## YOUR INSTRUCTIONS:
Each line below that holds the word "marker" counts once. Say how many such lines there are, and no more.
[[ EXERCISE DATA, beginning ]]
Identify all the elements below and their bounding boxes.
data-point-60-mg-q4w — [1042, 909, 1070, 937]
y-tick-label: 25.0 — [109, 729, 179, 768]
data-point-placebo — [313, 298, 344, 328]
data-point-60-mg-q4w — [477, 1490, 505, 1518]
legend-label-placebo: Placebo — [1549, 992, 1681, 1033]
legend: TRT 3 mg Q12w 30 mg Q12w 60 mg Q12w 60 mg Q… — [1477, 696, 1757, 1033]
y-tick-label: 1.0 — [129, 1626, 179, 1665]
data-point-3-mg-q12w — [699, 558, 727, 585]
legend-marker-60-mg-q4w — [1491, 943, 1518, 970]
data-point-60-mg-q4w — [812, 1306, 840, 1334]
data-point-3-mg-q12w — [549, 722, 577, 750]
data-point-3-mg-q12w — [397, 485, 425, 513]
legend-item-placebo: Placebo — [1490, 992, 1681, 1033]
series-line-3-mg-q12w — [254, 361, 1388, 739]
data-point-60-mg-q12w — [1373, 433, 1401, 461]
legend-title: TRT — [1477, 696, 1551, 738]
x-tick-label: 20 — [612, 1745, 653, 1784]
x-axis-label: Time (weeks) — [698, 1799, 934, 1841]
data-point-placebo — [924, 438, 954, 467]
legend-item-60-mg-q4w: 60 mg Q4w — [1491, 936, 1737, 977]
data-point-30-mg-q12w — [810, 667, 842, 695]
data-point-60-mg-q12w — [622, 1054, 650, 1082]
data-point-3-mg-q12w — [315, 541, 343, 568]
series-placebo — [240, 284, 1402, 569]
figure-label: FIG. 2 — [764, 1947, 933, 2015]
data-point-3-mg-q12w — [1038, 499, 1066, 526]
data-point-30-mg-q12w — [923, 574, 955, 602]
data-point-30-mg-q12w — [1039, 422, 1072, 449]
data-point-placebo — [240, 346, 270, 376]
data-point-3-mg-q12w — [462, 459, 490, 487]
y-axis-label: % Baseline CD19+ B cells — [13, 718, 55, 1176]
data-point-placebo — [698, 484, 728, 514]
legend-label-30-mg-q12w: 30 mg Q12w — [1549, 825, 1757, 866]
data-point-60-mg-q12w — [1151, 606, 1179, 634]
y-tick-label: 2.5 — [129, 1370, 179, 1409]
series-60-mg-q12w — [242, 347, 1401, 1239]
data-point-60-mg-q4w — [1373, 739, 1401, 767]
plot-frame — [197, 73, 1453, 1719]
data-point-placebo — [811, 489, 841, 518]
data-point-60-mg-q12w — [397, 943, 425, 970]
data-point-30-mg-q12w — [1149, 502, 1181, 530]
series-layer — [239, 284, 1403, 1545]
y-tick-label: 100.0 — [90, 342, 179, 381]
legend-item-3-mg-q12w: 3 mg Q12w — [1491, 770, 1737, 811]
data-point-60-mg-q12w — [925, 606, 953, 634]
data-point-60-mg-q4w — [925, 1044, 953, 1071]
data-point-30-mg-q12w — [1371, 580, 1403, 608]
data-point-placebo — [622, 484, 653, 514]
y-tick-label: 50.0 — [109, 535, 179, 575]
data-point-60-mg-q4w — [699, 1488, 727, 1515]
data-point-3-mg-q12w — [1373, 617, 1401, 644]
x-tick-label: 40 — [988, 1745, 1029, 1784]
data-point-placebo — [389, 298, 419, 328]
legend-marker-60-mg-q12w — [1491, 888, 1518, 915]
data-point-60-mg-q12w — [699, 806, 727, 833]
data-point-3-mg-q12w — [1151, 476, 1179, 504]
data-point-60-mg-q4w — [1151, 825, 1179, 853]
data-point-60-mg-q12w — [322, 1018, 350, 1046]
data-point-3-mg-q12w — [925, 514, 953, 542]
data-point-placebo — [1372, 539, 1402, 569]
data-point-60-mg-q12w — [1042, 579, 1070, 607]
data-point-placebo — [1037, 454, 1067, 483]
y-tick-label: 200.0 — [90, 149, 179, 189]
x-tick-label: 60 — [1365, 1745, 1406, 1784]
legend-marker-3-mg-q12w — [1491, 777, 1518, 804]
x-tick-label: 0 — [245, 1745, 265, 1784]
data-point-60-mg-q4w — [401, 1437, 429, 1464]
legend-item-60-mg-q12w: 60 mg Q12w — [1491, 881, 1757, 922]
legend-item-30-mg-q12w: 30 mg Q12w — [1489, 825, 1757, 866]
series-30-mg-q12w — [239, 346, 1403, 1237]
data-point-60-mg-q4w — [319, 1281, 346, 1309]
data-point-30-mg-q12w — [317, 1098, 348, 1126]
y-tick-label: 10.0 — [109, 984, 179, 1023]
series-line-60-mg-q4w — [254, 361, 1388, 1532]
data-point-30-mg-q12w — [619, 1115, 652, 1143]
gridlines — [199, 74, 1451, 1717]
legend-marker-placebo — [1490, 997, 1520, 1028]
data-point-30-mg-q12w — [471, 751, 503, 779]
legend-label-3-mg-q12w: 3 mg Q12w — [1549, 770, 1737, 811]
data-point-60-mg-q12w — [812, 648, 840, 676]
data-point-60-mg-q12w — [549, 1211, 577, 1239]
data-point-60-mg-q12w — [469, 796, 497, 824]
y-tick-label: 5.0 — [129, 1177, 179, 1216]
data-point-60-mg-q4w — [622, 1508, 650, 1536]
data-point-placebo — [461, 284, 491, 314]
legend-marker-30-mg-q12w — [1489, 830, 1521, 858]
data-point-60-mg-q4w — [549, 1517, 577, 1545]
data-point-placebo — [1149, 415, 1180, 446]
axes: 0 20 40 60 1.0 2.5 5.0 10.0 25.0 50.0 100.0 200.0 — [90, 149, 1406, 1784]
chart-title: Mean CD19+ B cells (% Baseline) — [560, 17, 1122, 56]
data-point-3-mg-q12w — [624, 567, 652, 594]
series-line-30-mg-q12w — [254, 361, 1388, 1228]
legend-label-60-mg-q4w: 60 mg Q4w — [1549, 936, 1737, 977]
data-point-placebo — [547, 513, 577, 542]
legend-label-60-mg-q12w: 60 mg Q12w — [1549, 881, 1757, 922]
[[ EXERCISE DATA, end ]]
## TASK ANSWER:
5